**Given exercise:** Spot each line that carries the word "this"; copy those lines.
----------
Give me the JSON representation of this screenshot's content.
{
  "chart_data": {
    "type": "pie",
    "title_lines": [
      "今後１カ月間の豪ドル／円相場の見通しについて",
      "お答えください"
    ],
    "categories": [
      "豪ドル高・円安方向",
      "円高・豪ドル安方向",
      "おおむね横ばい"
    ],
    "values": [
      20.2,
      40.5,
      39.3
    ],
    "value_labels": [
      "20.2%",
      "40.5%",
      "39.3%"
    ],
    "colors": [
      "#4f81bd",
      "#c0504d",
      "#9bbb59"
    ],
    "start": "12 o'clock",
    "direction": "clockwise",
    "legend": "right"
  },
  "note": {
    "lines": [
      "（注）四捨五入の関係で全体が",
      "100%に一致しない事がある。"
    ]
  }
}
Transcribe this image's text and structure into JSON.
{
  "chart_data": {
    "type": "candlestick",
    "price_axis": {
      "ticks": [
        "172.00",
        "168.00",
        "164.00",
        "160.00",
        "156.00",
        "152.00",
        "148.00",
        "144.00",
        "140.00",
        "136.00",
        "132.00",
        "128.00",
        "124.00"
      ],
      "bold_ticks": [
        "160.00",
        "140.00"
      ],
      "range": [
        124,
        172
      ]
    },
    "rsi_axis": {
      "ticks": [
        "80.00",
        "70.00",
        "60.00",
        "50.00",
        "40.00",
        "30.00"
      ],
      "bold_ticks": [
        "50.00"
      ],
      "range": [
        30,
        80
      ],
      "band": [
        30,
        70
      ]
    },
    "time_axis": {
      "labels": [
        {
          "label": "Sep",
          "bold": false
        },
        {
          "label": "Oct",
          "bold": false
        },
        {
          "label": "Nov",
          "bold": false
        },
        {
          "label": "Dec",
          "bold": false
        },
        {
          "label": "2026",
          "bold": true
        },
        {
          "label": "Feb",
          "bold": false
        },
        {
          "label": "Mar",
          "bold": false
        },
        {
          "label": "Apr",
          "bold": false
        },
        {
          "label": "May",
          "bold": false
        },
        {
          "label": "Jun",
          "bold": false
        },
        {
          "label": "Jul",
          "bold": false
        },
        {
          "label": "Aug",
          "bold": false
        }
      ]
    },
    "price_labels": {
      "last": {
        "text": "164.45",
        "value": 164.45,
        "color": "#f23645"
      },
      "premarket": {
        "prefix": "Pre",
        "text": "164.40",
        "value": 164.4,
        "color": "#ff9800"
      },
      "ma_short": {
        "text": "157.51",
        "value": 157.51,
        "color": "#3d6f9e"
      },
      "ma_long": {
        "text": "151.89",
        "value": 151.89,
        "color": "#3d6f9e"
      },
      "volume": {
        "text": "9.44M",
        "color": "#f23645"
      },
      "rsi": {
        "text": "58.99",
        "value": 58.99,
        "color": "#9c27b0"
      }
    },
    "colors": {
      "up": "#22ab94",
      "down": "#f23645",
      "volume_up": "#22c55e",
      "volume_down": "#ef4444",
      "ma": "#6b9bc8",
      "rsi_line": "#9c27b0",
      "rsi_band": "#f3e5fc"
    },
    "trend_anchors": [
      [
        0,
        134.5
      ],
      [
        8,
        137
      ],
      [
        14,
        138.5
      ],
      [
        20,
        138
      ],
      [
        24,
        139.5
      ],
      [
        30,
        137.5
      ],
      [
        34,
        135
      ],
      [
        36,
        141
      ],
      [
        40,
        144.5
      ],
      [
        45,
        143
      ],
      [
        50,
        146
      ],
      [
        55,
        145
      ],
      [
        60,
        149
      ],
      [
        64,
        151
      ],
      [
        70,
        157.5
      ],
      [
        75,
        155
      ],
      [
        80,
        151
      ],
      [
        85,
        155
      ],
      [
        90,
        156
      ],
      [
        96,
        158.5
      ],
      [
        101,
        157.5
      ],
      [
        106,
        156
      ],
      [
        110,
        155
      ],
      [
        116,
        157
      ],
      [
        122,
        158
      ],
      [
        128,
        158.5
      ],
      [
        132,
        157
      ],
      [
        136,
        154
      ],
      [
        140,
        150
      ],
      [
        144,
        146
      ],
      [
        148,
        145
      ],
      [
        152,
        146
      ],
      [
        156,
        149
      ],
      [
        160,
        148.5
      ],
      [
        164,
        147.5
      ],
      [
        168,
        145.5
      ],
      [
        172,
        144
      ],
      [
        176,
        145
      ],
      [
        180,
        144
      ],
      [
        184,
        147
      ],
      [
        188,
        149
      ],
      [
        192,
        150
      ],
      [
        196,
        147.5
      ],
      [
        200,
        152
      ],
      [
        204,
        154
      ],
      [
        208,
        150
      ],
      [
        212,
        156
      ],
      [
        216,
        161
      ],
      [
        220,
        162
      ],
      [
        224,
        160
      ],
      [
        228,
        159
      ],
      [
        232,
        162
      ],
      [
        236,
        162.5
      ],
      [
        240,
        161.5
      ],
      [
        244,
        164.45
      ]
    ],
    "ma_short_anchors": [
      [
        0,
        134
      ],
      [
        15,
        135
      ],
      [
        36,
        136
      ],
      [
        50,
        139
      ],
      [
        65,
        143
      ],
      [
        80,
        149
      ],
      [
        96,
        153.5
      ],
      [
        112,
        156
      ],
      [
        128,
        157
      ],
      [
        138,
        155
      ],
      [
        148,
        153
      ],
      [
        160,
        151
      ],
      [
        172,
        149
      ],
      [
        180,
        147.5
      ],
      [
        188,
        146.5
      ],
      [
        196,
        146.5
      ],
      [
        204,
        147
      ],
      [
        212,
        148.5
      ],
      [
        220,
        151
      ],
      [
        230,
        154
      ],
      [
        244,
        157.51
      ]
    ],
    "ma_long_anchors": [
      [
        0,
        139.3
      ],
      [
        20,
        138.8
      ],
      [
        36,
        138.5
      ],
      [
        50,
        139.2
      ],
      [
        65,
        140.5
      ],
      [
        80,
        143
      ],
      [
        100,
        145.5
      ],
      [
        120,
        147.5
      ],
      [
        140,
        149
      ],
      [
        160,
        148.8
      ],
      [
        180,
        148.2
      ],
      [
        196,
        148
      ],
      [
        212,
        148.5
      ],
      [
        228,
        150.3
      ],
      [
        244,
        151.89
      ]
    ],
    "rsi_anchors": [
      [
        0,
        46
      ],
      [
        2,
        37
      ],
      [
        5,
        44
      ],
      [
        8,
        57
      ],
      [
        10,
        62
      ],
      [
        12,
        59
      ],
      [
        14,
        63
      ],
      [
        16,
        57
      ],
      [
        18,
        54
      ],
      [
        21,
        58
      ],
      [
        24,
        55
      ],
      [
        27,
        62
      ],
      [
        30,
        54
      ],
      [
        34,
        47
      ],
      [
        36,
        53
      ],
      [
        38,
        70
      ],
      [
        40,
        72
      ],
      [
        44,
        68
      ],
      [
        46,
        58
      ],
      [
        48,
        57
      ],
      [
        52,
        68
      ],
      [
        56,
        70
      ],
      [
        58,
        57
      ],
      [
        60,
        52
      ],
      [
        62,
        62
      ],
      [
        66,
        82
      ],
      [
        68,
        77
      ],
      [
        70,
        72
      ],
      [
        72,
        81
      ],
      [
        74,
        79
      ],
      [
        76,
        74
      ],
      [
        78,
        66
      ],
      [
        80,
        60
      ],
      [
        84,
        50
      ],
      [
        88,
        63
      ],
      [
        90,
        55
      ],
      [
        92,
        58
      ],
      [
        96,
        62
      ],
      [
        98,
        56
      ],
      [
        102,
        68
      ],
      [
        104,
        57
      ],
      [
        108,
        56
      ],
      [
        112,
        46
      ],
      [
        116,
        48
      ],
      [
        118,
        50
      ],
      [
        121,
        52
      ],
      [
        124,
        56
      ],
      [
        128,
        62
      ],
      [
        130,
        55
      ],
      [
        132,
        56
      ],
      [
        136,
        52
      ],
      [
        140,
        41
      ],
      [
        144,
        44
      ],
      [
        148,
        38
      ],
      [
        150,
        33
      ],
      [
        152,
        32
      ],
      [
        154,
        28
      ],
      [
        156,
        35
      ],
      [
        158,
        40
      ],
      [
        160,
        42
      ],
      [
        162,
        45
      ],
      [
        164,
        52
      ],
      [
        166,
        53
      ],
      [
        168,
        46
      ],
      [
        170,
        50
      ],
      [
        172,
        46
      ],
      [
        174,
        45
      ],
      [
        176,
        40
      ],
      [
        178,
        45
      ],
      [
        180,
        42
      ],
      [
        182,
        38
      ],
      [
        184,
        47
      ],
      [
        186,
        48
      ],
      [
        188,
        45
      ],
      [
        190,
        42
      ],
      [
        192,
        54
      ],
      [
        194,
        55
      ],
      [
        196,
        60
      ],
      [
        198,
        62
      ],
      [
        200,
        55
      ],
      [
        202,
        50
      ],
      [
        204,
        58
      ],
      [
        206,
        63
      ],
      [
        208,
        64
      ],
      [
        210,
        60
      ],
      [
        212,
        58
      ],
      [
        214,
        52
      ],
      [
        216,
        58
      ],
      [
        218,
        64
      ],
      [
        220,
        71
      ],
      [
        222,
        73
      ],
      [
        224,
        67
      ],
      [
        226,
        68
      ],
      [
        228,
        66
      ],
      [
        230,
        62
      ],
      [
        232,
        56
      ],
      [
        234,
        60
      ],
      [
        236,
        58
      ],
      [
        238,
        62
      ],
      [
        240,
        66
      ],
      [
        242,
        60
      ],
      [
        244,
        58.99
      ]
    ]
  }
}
----------
**Written solution:**
Give me the JSON representation of this screenshot's content.
Transcribe this image's text and structure into JSON.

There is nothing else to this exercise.